--- TASK INPUT ---

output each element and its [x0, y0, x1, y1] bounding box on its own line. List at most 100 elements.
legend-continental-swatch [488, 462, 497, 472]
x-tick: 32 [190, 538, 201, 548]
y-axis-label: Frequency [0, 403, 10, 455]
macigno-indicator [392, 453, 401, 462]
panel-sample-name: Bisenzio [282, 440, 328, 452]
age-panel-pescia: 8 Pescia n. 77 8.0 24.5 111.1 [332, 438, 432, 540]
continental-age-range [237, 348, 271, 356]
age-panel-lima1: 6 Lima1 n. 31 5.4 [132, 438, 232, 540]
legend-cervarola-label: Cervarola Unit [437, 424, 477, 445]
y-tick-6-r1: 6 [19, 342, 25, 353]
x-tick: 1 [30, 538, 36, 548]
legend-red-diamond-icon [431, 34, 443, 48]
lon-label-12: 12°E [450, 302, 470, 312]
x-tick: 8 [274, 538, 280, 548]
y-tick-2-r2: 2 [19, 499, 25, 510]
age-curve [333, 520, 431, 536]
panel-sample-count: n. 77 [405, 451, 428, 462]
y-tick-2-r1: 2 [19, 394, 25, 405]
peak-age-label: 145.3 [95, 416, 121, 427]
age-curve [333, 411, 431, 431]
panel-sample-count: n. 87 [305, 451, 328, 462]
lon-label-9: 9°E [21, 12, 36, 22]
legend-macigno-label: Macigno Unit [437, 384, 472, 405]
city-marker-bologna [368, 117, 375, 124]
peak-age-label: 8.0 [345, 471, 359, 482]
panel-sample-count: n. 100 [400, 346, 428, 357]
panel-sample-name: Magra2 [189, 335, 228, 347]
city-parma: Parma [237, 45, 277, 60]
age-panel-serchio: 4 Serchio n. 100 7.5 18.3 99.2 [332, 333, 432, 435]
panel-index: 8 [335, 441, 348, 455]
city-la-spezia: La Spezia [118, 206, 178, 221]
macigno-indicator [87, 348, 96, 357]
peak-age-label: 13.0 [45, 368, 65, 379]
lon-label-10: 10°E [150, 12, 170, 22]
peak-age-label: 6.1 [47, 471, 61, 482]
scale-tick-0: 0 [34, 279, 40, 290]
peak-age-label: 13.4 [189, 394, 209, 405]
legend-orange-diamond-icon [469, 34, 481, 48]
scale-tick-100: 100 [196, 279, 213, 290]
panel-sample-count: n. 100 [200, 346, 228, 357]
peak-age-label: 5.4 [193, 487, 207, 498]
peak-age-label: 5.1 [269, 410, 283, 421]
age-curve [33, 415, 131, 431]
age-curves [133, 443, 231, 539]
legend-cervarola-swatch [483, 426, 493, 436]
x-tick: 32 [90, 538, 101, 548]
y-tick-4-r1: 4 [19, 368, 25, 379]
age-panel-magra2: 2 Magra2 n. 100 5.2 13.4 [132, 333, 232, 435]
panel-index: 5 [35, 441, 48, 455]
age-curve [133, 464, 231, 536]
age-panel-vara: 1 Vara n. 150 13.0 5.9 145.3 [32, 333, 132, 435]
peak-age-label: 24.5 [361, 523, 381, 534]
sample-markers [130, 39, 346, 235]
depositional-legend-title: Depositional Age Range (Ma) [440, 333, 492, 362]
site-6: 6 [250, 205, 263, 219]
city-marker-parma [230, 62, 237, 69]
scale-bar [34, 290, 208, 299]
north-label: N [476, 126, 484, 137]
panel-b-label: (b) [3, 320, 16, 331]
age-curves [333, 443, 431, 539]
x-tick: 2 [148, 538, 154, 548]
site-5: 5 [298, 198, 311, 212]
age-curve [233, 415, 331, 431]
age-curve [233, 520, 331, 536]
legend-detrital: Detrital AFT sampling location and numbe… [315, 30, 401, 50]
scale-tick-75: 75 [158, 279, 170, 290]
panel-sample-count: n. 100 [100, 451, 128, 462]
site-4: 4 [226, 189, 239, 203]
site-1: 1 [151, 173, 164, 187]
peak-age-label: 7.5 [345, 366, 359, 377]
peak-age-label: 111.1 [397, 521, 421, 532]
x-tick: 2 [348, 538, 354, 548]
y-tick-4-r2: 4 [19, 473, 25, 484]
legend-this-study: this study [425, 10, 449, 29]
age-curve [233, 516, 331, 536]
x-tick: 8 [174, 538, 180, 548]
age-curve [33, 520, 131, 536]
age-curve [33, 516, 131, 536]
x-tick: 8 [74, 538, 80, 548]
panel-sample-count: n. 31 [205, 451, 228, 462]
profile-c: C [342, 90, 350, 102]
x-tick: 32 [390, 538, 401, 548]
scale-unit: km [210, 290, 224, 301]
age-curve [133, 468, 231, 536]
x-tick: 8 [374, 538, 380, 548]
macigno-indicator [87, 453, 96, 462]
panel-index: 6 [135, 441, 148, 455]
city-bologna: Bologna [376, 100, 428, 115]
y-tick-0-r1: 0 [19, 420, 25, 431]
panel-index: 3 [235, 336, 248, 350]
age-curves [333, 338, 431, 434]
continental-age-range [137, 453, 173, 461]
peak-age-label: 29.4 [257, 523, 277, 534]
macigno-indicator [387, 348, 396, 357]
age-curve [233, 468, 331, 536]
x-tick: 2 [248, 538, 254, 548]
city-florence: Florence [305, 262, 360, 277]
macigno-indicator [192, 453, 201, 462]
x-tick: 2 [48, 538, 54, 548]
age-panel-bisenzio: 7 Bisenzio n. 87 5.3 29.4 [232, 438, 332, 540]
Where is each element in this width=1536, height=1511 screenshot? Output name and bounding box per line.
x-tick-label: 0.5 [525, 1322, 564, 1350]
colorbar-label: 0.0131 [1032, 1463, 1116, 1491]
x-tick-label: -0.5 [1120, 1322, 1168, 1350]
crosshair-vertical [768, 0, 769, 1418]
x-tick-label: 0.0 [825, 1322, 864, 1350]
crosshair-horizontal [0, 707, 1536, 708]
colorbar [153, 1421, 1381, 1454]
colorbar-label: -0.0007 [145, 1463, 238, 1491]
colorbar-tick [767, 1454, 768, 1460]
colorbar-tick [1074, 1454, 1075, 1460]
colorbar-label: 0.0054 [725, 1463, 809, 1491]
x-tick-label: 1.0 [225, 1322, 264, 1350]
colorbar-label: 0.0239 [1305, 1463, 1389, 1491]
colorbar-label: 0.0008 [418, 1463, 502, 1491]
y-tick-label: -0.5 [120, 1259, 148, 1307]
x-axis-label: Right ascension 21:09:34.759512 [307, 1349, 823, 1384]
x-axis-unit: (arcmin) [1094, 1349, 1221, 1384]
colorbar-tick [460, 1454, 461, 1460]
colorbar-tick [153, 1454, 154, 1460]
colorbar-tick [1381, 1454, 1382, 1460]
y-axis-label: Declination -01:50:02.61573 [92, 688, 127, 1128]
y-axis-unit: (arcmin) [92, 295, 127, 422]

---

TASK REQUIREMENTS. Please rewrite everything from the start of the entries down to the line containing "lon-label-9: 9°E [21, 12, 36, 22]", changing "Frequency" to "Count" and leaving all else as it is.

WRITTEN SOLUTION.
output each element and its [x0, y0, x1, y1] bounding box on its own line. List at most 100 elements.
legend-continental-swatch [488, 462, 497, 472]
x-tick: 32 [190, 538, 201, 548]
y-axis-label: Count [0, 403, 10, 455]
macigno-indicator [392, 453, 401, 462]
panel-sample-name: Bisenzio [282, 440, 328, 452]
age-panel-pescia: 8 Pescia n. 77 8.0 24.5 111.1 [332, 438, 432, 540]
continental-age-range [237, 348, 271, 356]
age-panel-lima1: 6 Lima1 n. 31 5.4 [132, 438, 232, 540]
legend-cervarola-label: Cervarola Unit [437, 424, 477, 445]
y-tick-6-r1: 6 [19, 342, 25, 353]
x-tick: 1 [30, 538, 36, 548]
legend-red-diamond-icon [431, 34, 443, 48]
lon-label-12: 12°E [450, 302, 470, 312]
x-tick: 8 [274, 538, 280, 548]
y-tick-2-r2: 2 [19, 499, 25, 510]
age-curve [333, 520, 431, 536]
panel-sample-count: n. 77 [405, 451, 428, 462]
y-tick-2-r1: 2 [19, 394, 25, 405]
peak-age-label: 145.3 [95, 416, 121, 427]
age-curve [333, 411, 431, 431]
panel-sample-count: n. 87 [305, 451, 328, 462]
lon-label-9: 9°E [21, 12, 36, 22]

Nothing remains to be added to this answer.